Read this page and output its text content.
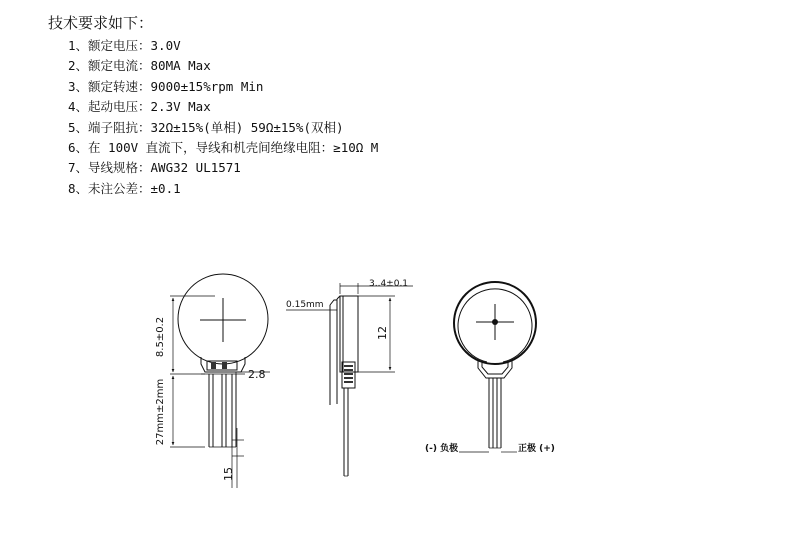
技术要求如下：
1、额定电压：3.0V
2、额定电流：80MA Max
3、额定转速：9000±15%rpm Min
4、起动电压：2.3V Max
5、端子阻抗：32Ω±15%(单相) 59Ω±15%(双相)
6、在 100V 直流下，导线和机壳间绝缘电阻：≥10Ω M
7、导线规格：AWG32 UL1571
8、未注公差：±0.1
8.5±0.2
27mm±2mm
2.8
15
3..4±0.1
0.15mm
12
(-) 负极	正极 (+)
:::
Goal of the exercise:
Repeat the data exactly, without the pictures.

Exercise output:
Read this page and output its text content.
技术要求如下：
1、额定电压：3.0V
2、额定电流：80MA Max
3、额定转速：9000±15%rpm Min
4、起动电压：2.3V Max
5、端子阻抗：32Ω±15%(单相) 59Ω±15%(双相)
6、在 100V 直流下，导线和机壳间绝缘电阻：≥10Ω M
7、导线规格：AWG32 UL1571
8、未注公差：±0.1
8.5±0.2
27mm±2mm
2.8
15
3..4±0.1
0.15mm
12
(-) 负极	正极 (+)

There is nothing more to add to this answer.